** START MATERIAL FOR THIS TASK **

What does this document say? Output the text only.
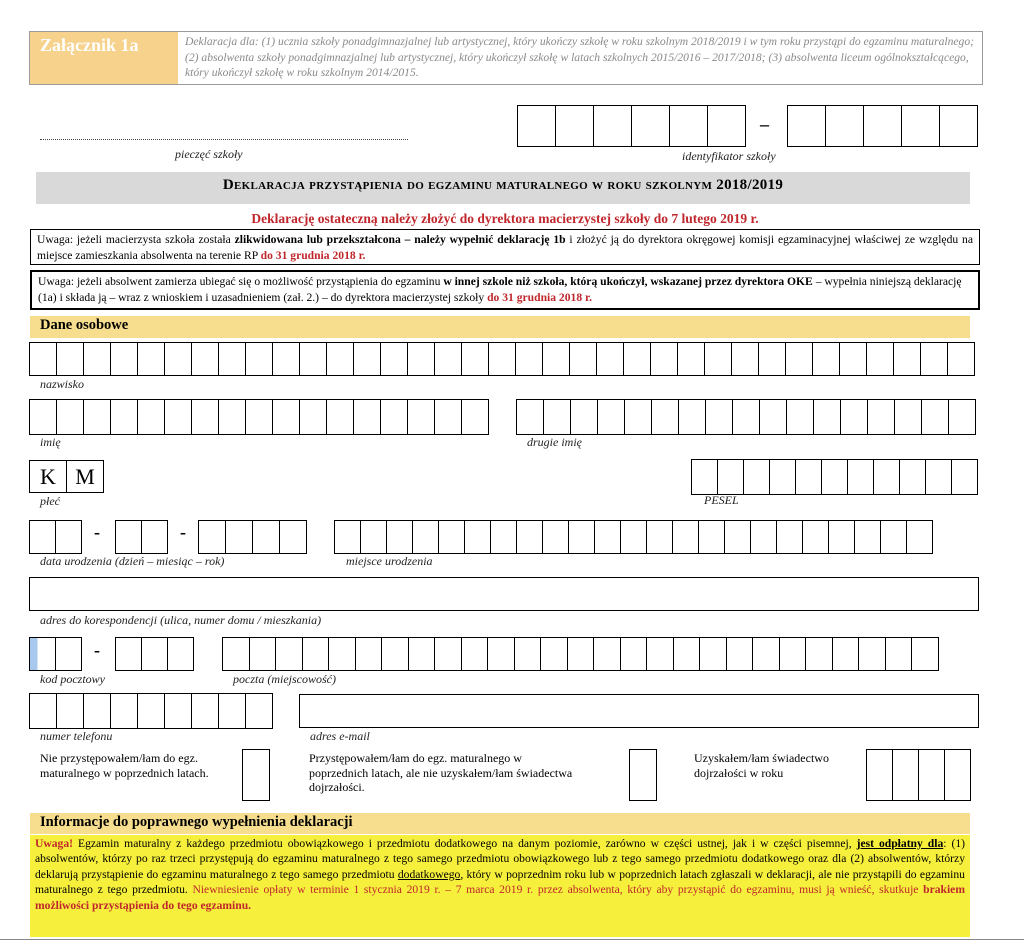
Załącznik 1a	Deklaracja dla: (1) ucznia szkoły ponadgimnazjalnej lub artystycznej, który ukończy szkołę w roku szkolnym 2018/2019 i w tym roku przystąpi do egzaminu maturalnego; (2) absolwenta szkoły ponadgimnazjalnej lub artystycznej, który ukończył szkołę w latach szkolnych 2015/2016 – 2017/2018; (3) absolwenta liceum ogólnokształcącego, który ukończył szkołę w roku szkolnym 2014/2015.
pieczęć szkoły
–
identyfikator szkoły
Deklaracja przystąpienia do egzaminu maturalnego w roku szkolnym 2018/2019
Deklarację ostateczną należy złożyć do dyrektora macierzystej szkoły do 7 lutego 2019 r.
Uwaga: jeżeli macierzysta szkoła została zlikwidowana lub przekształcona – należy wypełnić deklarację 1b i złożyć ją do dyrektora okręgowej komisji egzaminacyjnej właściwej ze względu na miejsce zamieszkania absolwenta na terenie RP do 31 grudnia 2018 r.
Uwaga: jeżeli absolwent zamierza ubiegać się o możliwość przystąpienia do egzaminu w innej szkole niż szkoła, którą ukończył, wskazanej przez dyrektora OKE – wypełnia niniejszą deklarację (1a) i składa ją – wraz z wnioskiem i uzasadnieniem (zał. 2.) – do dyrektora macierzystej szkoły do 31 grudnia 2018 r.
Dane osobowe
nazwisko
imię	drugie imię
K M
płeć	PESEL
-	-
data urodzenia (dzień – miesiąc – rok)	miejsce urodzenia
adres do korespondencji (ulica, numer domu / mieszkania)
-
kod pocztowy	poczta (miejscowość)
numer telefonu	adres e-mail
Nie przystępowałem/łam do egz. maturalnego w poprzednich latach.
Przystępowałem/łam do egz. maturalnego w poprzednich latach, ale nie uzyskałem/łam świadectwa dojrzałości.
Uzyskałem/łam świadectwo dojrzałości w roku
Informacje do poprawnego wypełnienia deklaracji
Uwaga! Egzamin maturalny z każdego przedmiotu obowiązkowego i przedmiotu dodatkowego na danym poziomie, zarówno w części ustnej, jak i w części pisemnej, jest odpłatny dla: (1) absolwentów, którzy po raz trzeci przystępują do egzaminu maturalnego z tego samego przedmiotu obowiązkowego lub z tego samego przedmiotu dodatkowego oraz dla (2) absolwentów, którzy deklarują przystąpienie do egzaminu maturalnego z tego samego przedmiotu dodatkowego, który w poprzednim roku lub w poprzednich latach zgłaszali w deklaracji, ale nie przystąpili do egzaminu maturalnego z tego przedmiotu. Niewniesienie opłaty w terminie 1 stycznia 2019 r. – 7 marca 2019 r. przez absolwenta, który aby przystąpić do egzaminu, musi ją wnieść, skutkuje brakiem możliwości przystąpienia do tego egzaminu.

** END MATERIAL FOR THIS TASK **

§ DIRECTIONS:
Transcribe all the data word for word; the images stay out.

§ SOLUTION FOR THIS TASK:
What does this document say? Output the text only.
Załącznik 1a	Deklaracja dla: (1) ucznia szkoły ponadgimnazjalnej lub artystycznej, który ukończy szkołę w roku szkolnym 2018/2019 i w tym roku przystąpi do egzaminu maturalnego; (2) absolwenta szkoły ponadgimnazjalnej lub artystycznej, który ukończył szkołę w latach szkolnych 2015/2016 – 2017/2018; (3) absolwenta liceum ogólnokształcącego, który ukończył szkołę w roku szkolnym 2014/2015.
pieczęć szkoły
–
identyfikator szkoły
Deklaracja przystąpienia do egzaminu maturalnego w roku szkolnym 2018/2019
Deklarację ostateczną należy złożyć do dyrektora macierzystej szkoły do 7 lutego 2019 r.
Uwaga: jeżeli macierzysta szkoła została zlikwidowana lub przekształcona – należy wypełnić deklarację 1b i złożyć ją do dyrektora okręgowej komisji egzaminacyjnej właściwej ze względu na miejsce zamieszkania absolwenta na terenie RP do 31 grudnia 2018 r.
Uwaga: jeżeli absolwent zamierza ubiegać się o możliwość przystąpienia do egzaminu w innej szkole niż szkoła, którą ukończył, wskazanej przez dyrektora OKE – wypełnia niniejszą deklarację (1a) i składa ją – wraz z wnioskiem i uzasadnieniem (zał. 2.) – do dyrektora macierzystej szkoły do 31 grudnia 2018 r.
Dane osobowe
nazwisko
imię	drugie imię
K M
płeć	PESEL
-	-
data urodzenia (dzień – miesiąc – rok)	miejsce urodzenia
adres do korespondencji (ulica, numer domu / mieszkania)
-
kod pocztowy	poczta (miejscowość)
numer telefonu	adres e-mail
Nie przystępowałem/łam do egz. maturalnego w poprzednich latach.
Przystępowałem/łam do egz. maturalnego w poprzednich latach, ale nie uzyskałem/łam świadectwa dojrzałości.
Uzyskałem/łam świadectwo dojrzałości w roku
Informacje do poprawnego wypełnienia deklaracji
Uwaga! Egzamin maturalny z każdego przedmiotu obowiązkowego i przedmiotu dodatkowego na danym poziomie, zarówno w części ustnej, jak i w części pisemnej, jest odpłatny dla: (1) absolwentów, którzy po raz trzeci przystępują do egzaminu maturalnego z tego samego przedmiotu obowiązkowego lub z tego samego przedmiotu dodatkowego oraz dla (2) absolwentów, którzy deklarują przystąpienie do egzaminu maturalnego z tego samego przedmiotu dodatkowego, który w poprzednim roku lub w poprzednich latach zgłaszali w deklaracji, ale nie przystąpili do egzaminu maturalnego z tego przedmiotu. Niewniesienie opłaty w terminie 1 stycznia 2019 r. – 7 marca 2019 r. przez absolwenta, który aby przystąpić do egzaminu, musi ją wnieść, skutkuje brakiem możliwości przystąpienia do tego egzaminu.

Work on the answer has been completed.